***** 引用文
設立趣意
- Beyond 5G (B5G) / 6Gの名称で知られる次世代以降の無線システムでは、極めて多様化したシステム要求を満足するために、高スループット、高モビリティ、低遅延、多数接続、省電力等の高度化要素をヘテロジニアスに具現化することが想定される一方で、システム設計に際する評価試験等のコストは増加の一途をたどることが予想されます。
- このような問題に対し、電波を発することなく無線システムの挙動を模擬し、評価を可能とするワイヤレスエミュレーション技術を含むサイバー・フィジカルシステム(CPS)の構想は、最も有効な解法のひとつと考えられ、わが国では総務省の研究開発プロジェクト「仮想空間における電波模擬システム技術の高度化に向けた研究開発」を通じて研究開発と実用化の促進が図られています。
- CPS構想の中核に位置付けられるワイヤレスエミュレーション技術について、関連する研究開発を飛躍的に加速化させるとともに、当該技術の社会展開を可能な限り活性化させるためには、当該技術の在り方・利活用等をユーザ視点で適切かつ網羅的に議論する機会を提供することの意義は非常に高いことは明白です。
- 以上の趣旨から、関係府省である総務省の賛同を得ながら、関連する研究開発機関、ユーザ企業等による連携母体として、「ワイヤレスエミュレータ利活用社会推進フォーラム」を設立することとしました。
会長挨拶
ワイヤレスエミュレータ
利活用社会推進フォーラム
会 長 原田 博司(京都大学 教授)
ワイヤレスエミュレータとは、仮想空間上に電波利用環境を構築し、様々な条件下で無線システムを模擬し、評価を屋外実験等を行うことなくリアルタイムに行うための電波模擬システムです。このシステム実現のための研究開発等を総務省の「電波資源拡大のための研究開発」等により令和2年度から同5年度までの期間、国立研究開発法人情報通信研究機構(NICT)を含む全11機関が受託し実施しています。
本ワイヤレスエミュレータ利活用社会推進フォーラム(WEPF)は、このワイヤレスエミュレータの利活用の推進を図るため、ワイヤレスエミュレータに関する研究開発の促進のための情報収集・交換、関係機関との連絡調整、普及啓発活動等を行い、新たな無線システムの研究開発にかかる費用や期間の圧縮、制度化に必要な検討作業の効率化及び周波数利用効率の向上等に寄与することを目的とし、令和4年2月17日に発起人会が開催され設立となりました。
**********
設定課題 1
フォーラム紹介文のうち、「ワイヤレスエミュレータとは、」から「機関が受託し実施しています。」までの範囲を原文どおりに書き写すこと。
設定課題 2
フォーラム紹介文を、示されている最後の文の後から書き継ぐこと。
***** 提供データ
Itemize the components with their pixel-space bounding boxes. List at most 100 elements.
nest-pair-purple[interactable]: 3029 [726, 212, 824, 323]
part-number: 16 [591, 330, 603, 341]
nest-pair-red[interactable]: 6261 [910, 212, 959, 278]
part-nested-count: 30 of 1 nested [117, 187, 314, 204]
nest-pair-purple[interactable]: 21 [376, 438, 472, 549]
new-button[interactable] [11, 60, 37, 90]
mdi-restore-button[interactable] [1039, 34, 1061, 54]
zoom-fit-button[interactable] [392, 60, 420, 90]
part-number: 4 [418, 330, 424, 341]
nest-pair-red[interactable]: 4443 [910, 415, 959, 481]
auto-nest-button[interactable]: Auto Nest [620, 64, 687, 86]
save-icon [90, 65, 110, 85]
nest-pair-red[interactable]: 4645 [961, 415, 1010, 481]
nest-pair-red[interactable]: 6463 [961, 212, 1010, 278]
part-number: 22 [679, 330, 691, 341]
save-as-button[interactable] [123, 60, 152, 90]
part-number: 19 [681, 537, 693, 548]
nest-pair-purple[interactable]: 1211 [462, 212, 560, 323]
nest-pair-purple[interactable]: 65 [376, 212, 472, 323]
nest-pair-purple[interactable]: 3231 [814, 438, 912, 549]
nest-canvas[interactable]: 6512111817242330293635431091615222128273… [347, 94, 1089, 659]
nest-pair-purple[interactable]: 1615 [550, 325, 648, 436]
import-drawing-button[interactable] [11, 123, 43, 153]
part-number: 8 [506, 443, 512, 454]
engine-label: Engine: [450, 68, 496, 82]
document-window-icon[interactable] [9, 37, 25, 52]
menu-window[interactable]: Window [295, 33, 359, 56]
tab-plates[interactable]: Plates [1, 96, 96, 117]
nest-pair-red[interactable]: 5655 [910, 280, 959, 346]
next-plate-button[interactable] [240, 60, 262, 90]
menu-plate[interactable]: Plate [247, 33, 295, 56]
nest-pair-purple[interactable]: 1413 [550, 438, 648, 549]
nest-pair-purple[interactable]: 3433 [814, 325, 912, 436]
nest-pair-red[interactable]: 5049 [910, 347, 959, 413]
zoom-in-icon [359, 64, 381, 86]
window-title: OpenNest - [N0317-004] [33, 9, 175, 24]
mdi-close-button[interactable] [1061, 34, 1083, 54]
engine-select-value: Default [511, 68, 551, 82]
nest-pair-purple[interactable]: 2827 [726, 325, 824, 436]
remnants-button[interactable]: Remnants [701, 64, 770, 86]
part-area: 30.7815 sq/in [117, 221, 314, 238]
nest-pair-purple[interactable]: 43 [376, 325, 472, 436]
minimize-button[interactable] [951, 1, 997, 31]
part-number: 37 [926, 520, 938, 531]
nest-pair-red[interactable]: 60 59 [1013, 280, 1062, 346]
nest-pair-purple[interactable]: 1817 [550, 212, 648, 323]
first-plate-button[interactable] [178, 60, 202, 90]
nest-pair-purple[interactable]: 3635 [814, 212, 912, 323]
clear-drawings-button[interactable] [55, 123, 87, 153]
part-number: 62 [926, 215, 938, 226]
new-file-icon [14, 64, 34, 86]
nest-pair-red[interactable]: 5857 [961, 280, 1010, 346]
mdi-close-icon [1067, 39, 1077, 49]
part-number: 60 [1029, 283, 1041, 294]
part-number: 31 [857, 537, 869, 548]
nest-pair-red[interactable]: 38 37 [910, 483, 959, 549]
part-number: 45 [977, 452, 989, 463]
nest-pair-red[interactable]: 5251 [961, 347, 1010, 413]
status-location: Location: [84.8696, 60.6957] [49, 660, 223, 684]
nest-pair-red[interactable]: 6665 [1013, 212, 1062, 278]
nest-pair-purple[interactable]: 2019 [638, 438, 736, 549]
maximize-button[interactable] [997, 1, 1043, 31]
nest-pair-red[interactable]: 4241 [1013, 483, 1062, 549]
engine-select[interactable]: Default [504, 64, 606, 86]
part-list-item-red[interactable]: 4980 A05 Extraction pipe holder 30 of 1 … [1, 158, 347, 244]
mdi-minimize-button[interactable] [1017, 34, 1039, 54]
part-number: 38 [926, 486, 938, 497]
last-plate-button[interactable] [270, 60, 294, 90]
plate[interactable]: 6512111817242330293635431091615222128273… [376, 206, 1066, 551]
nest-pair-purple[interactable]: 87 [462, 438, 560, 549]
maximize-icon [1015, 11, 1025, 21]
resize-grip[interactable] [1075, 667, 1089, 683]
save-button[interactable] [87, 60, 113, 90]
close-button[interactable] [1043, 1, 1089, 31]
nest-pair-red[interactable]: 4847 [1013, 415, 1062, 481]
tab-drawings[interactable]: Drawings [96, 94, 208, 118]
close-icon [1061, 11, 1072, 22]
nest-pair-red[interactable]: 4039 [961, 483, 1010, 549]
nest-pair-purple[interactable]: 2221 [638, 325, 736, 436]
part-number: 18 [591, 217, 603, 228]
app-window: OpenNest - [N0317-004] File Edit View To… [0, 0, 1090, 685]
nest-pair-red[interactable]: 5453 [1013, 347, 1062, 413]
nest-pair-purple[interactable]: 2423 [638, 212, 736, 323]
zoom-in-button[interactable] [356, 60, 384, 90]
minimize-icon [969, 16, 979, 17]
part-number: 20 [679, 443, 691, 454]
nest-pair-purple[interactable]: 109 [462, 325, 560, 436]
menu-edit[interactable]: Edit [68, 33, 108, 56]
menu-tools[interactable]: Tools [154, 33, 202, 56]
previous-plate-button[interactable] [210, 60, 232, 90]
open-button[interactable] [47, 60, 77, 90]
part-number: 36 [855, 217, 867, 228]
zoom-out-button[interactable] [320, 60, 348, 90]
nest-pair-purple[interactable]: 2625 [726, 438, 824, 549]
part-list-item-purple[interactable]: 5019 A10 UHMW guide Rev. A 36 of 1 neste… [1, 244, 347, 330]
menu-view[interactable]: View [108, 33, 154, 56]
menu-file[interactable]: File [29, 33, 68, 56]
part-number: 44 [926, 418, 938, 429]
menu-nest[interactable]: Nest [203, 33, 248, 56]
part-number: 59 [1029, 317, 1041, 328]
**********
結果 1
ワイヤレスエミュレータとは、仮想空間上に電波利用環境を構築し、様々な条件下で無線システムを模擬し、評価を屋外実験等を行うことなくリアルタイムに行うための電波模擬システムです。このシステム実現のための研究開発等を総務省の「電波資源拡大のための研究開発」等により令和2年度から同5年度までの期間、国立研究開発法人情報通信研究機構(NICT)を含む全11機関が受託し実施しています。

結果 2
フォーラムを行う上で重要な点としては、まず本エミュレータで評価する利用モデルをできるだけ多く創出することです。また、本エミュレータを利用したより正確で効率的な評価や新規ビジネス創出を促進するため、エミュレータを開発していない方が研究・開発・利活用に参画できるよう各種インタフェイスを創ることが重要になります。そして本エミュレータのコア部分は無線通信に関する知見を有するNICTが先導して整備・維持し、かつ産学官の色々な方が本フォーラムを通じて自身の知見・技術を持ち寄り、それらを統合・昇華させる形で、エミュレータを電波利用システム評価のための新たなプラットフォームとし構築することが必要となります。
今回、本エミュレータの必要性に共感し、本フォーラム設立に多くの方が発起人としてご参加頂きました。この場を借りて感謝申し上げます。また今回、本フォーラムにご入会された方におかれましては、ご入会に感謝申し上げるとともに、本エミュレータが新たに創り出す未来に対する皆様の期待にできるだけ応えることができるように本フォーラムを推進してまいります。
Beyond 5G、6G時代の研究開発においては、今まで以上に日本の存在感を世界に示し、研究開発を牽引する必要性があります。本エミュレータの利活用が一つの起爆剤となり、日本の無線通信に関する研究開発・実用化が少しでも促進することを願っております。また、ご入会いただいた皆様に対しても少しでもご自身の研究開発に還元ができるよう微力を尽くして取り組んでまいります。一層のご参画とご支援を賜りますよう、宜しくお願い申し上げます。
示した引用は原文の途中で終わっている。